§ Directions for this task
Every line of the material that follows must be printed again exactly.

----- Input for this task

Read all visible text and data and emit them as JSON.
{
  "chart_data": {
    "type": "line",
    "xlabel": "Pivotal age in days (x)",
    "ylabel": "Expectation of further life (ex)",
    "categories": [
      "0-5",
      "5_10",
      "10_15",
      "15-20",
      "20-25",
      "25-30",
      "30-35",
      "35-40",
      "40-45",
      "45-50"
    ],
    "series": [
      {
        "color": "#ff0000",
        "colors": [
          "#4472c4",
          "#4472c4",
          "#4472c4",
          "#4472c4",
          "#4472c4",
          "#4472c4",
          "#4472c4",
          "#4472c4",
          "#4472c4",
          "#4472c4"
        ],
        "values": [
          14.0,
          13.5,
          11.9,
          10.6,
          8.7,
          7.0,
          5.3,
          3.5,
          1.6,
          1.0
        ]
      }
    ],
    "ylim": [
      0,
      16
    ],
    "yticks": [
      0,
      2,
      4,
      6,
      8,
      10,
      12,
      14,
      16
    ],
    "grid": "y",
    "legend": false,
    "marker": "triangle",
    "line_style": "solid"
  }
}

----------

§ Completed task
Read all visible text and data and emit them as JSON.
{
  "chart_data": {
    "type": "line",
    "xlabel": "Pivotal age in days (x)",
    "ylabel": "Expectation of further life (ex)",
    "categories": [
      "0-5",
      "5_10",
      "10_15",
      "15-20",
      "20-25",
      "25-30",
      "30-35",
      "35-40",
      "40-45",
      "45-50"
    ],
    "series": [
      {
        "color": "#ff0000",
        "colors": [
          "#4472c4",
          "#4472c4",
          "#4472c4",
          "#4472c4",
          "#4472c4",
          "#4472c4",
          "#4472c4",
          "#4472c4",
          "#4472c4",
          "#4472c4"
        ],
        "values": [
          14.0,
          13.5,
          11.9,
          10.6,
          8.7,
          7.0,
          5.3,
          3.5,
          1.6,
          1.0
        ]
      }
    ],
    "ylim": [
      0,
      16
    ],
    "yticks": [
      0,
      2,
      4,
      6,
      8,
      10,
      12,
      14,
      16
    ],
    "grid": "y",
    "legend": false,
    "marker": "triangle",
    "line_style": "solid"
  }
}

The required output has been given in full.